# Need help with determining deficient



## Freshwaterplantlover (Mar 18, 2018)

Hi I'm new to this site, but I'm having some troubles with my monte Carlo, the plant leaves keep turning transparent, even on new growth, after a day, I have a 50 gallon tank, 2 kessile lights, co2, dose dry ferts, use ro water, 
Nitrate 10 
Phosphate 4
Ph 6.5 
Does potassium and iron mostly everyday 
Just need some help with this 
Co2 is also at 30 ppm 
Lights on 10hrs a day


----------



## BruceF (Aug 5, 2011)

are you dosing micros?


----------



## Freshwaterplantlover (Mar 18, 2018)

BruceF said:


> are you dosing micros?


Yes I am, I dose then while I does iron.


----------



## Seattle_Aquarist (Mar 7, 2008)

Freshwaterplantlover said:


> Hi I'm new to this site, but I'm having some troubles with my monte Carlo, the plant leaves keep turning transparent, even on new growth, after a day, I have a 50 gallon tank, 2 kessile lights, co2, dose dry ferts, use ro water,
> Nitrate 10
> Phosphate 4
> Ph 6.5
> ...


Hi Freshwaterplantlover,

Welcome to APC!

When nutrient issues occur on new leaves that usually indicates a non-mobile plant nutrient problem. Common non-mobile plant nutrients are: calcium, sulfur, iron, boron, and manganese.

On new leaves:

Clear leaves (typically mis-shapen) is usually a calcium related issue.

White leaves, usually with green leaf veins, is usually an iron related issue

If you could provide a picture (or several) we may be able to identify the issue more accurately and provide a suggested resolution.


----------



## Freshwaterplantlover (Mar 18, 2018)

Here are some photos


----------



## hoppycalif (Apr 7, 2005)

Welcome to APC!
I see you are using RO water, but it doesn't look like you are building the hardness back with something like Seachem Equilibrium. You do need both calcium and magnesium in the water for the plants and the animal life.
How are you measuring your CO2 concentration? If it is by using the pH/KH tables, that won't work for aquarium water, only for distilled water having nothing in the water that affects the pH and KH except a carbonate compound and CO2. Try taking a cup of water from the tank, letting it sit in the open for a couple of days, then measuring the pH of that water. The tank water pH should be lower, lower by 1.0, if you have 30 ppm of CO2.

### Data excerpts
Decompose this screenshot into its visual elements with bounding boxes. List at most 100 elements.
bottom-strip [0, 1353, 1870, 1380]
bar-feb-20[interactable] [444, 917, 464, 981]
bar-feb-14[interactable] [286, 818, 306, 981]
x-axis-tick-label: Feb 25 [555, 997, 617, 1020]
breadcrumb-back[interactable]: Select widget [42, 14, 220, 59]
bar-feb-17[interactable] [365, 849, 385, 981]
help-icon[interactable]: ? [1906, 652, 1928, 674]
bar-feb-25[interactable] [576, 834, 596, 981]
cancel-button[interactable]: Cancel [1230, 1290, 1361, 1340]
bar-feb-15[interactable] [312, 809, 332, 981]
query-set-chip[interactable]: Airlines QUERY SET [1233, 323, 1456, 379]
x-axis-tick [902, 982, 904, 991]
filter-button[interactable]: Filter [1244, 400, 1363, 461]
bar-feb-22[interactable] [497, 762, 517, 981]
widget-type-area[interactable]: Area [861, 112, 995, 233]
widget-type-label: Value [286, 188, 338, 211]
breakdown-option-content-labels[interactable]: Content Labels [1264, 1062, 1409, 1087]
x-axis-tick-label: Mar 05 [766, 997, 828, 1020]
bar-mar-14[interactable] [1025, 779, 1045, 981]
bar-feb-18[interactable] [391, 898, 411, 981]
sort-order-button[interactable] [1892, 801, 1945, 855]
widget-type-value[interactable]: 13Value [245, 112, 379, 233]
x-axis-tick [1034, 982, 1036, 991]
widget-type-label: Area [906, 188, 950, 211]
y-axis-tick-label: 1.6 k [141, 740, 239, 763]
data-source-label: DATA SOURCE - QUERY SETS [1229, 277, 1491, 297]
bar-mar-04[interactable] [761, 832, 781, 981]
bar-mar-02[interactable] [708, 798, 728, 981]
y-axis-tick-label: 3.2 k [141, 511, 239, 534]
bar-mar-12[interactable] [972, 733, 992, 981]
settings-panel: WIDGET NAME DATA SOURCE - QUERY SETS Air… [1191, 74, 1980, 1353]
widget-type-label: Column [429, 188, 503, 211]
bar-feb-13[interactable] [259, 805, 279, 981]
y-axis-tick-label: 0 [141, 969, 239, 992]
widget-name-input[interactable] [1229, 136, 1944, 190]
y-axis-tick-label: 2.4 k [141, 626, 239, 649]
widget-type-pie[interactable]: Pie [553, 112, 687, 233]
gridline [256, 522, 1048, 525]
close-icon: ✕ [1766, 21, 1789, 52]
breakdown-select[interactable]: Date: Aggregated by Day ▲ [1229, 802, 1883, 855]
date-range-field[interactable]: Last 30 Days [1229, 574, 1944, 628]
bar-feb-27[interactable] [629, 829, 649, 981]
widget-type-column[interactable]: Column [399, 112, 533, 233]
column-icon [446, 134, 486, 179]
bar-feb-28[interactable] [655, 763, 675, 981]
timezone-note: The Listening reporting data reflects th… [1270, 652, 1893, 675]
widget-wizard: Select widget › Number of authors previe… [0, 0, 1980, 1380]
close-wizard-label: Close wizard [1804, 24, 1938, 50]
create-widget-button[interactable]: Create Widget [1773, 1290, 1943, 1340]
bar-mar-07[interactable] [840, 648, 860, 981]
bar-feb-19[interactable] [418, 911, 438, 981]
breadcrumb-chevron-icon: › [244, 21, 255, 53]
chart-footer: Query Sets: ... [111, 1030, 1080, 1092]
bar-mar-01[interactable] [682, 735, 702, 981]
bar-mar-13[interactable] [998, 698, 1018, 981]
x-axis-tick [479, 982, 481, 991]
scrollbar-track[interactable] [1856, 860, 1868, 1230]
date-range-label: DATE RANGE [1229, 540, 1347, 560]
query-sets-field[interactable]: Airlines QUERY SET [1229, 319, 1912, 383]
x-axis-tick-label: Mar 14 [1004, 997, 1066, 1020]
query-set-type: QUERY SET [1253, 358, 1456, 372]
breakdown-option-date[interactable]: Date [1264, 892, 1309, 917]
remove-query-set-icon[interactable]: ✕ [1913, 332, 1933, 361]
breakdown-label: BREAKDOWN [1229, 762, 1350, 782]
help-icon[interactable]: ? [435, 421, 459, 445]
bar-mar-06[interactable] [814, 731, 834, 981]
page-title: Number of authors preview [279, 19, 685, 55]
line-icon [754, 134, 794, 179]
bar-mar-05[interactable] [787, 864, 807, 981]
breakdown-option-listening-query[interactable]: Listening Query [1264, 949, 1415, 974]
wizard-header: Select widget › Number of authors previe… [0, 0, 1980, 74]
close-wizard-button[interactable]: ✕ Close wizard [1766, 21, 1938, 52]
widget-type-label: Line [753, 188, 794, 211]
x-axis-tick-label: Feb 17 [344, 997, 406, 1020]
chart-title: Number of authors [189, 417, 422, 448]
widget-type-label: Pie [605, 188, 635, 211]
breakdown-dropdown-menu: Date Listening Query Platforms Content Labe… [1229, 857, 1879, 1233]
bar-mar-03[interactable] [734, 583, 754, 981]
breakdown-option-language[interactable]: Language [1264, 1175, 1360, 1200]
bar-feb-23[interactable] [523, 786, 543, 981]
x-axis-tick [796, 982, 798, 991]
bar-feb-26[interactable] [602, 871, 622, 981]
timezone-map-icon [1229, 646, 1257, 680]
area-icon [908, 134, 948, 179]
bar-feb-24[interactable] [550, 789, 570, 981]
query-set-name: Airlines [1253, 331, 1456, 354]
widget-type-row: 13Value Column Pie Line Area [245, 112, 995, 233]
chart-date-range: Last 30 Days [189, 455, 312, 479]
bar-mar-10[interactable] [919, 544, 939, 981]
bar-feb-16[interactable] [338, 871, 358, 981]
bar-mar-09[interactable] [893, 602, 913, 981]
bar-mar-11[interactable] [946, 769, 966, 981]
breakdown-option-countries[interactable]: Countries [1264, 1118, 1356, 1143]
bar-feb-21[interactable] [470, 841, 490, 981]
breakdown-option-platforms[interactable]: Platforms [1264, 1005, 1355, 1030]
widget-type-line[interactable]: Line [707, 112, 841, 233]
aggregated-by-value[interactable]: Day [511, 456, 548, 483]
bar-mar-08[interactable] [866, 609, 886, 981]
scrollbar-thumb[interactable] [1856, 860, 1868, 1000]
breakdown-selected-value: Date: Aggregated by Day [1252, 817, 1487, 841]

### Requests
A. Answer these questions from the forum thread on transparent Monte Carlo leaves.
(i) What nitrate reading does the original poster give?
(ii) In the reply that welcomes the poster and lists non-mobile nutrients, which nutrient is linked to clear leaves on new growth?
(iii) In the final post, by how much should the tank water's pH be lower than the rested sample if the tank holds 30 ppm of CO2?
B. Reproduce word for word the part of the forum thread on transparent Monte Carlo leaves starting with "When nutrient issues" and going on through "calcium related issue.".
C. Carry the forum thread on transparent Monte Carlo leaves further, starting after its last sentence.

### Exercise answers
A.
(i) 10
(ii) Calcium
(iii) By 1.0

B.
When nutrient issues occur on new leaves that usually indicates a non-mobile plant nutrient problem. Common non-mobile plant nutrients are: calcium, sulfur, iron, boron, and manganese.

On new leaves:

Clear leaves (typically mis-shapen) is usually a calcium related issue.

C.
----------



## Seattle_Aquarist (Mar 7, 2008)

Hi Freshwaterplantlover,

I think hoppycalif is correct. Looking at your pictures is doesn't appear the newer leaves are 'clear' but the older leaves on the stems. If you are not adding sufficient Seachem Equilibrium to bring the RO water up to about 4.0 dGH water hardness that is the likely issue.


----------



## Freshwaterplantlover (Mar 18, 2018)

Yes i have been adding the seachem equalibrum, but i do belive it to be a calcium or magnessium defficency, i do have a gh test, every time i test it takes 9 drops to change the water from blue to green, and i have a dropchecker to meassure co2.


----------



## Freshwaterplantlover (Mar 18, 2018)

Seattle_Aquarist said:


> Hi Freshwaterplantlover,
> 
> I think hoppycalif is correct. Looking at your pictures is doesn't appear the newer leaves are 'clear' but the older leaves on the stems. If you are not adding sufficient Seachem Equilibrium to bring the RO water up to about 4.0 dGH water hardness that is the likely issue.


Just replied


----------



## Freshwaterplantlover (Mar 18, 2018)

Freshwaterplantlover said:


> Yes i have been adding the seachem equalibrum, but i do belive it to be a calcium or magnessium defficency, i do have a gh test, every time i test it takes 9 drops to change the water from blue to green, and i have a dropchecker to meassure co2.


 wow ive been adding the equalibrum directly to the tank after water changes with the ro water, i should probbaly add it directly to the ro water before, than meassure to see if i have the correct gh, which should be at 4?


----------



## Freshwaterplantlover (Mar 18, 2018)

hoppycalif said:


> Welcome to APC!
> I see you are using RO water, but it doesn't look like you are building the hardness back with something like Seachem Equilibrium. You do need both calcium and magnesium in the water for the plants and the animal life.
> How are you measuring your CO2 concentration? If it is by using the pH/KH tables, that won't work for aquarium water, only for distilled water having nothing in the water
> 
> that affects the pH and KH except a carbonate compound and CO2. Try taking a cup of water from the tank, letting it sit in the open for a couple of days, then measuring the pH of that water. The tank water pH should be lower, lower by 1.0, if you have 30 ppm of CO2.


I use a drop checker to meassure the co2 
And than i use the kh to ph chart to meassure, seems correct most of the time


----------



## hoppycalif (Apr 7, 2005)

It is easy to do that pH test - removing a cup of water, letting it stand, etc. And, it is probably the most accurate test that is easy and cheap to do. I really recommend trying it.

I swear by drop checkers! But, they can be misused, and it is easy to make big mistakes with them. I use 1 dKH water in mine, because I have DIY CO2, almost impossible to get too much CO2. The lower KH water lets me use yellow as the color I try to keep it at. See http://www.aquaticplantcentral.com/forumapc/general-aquarium-plants-discussions/133058-diy-co2.html


----------



## EDGE (Feb 28, 2004)

Looks more like Phosphate or potassium since the issue is happening at the leaf tip of the old(er) growth and work inward. 

I am leaning toward phosphate because you have discus in your tank.

What are you feeding the fish?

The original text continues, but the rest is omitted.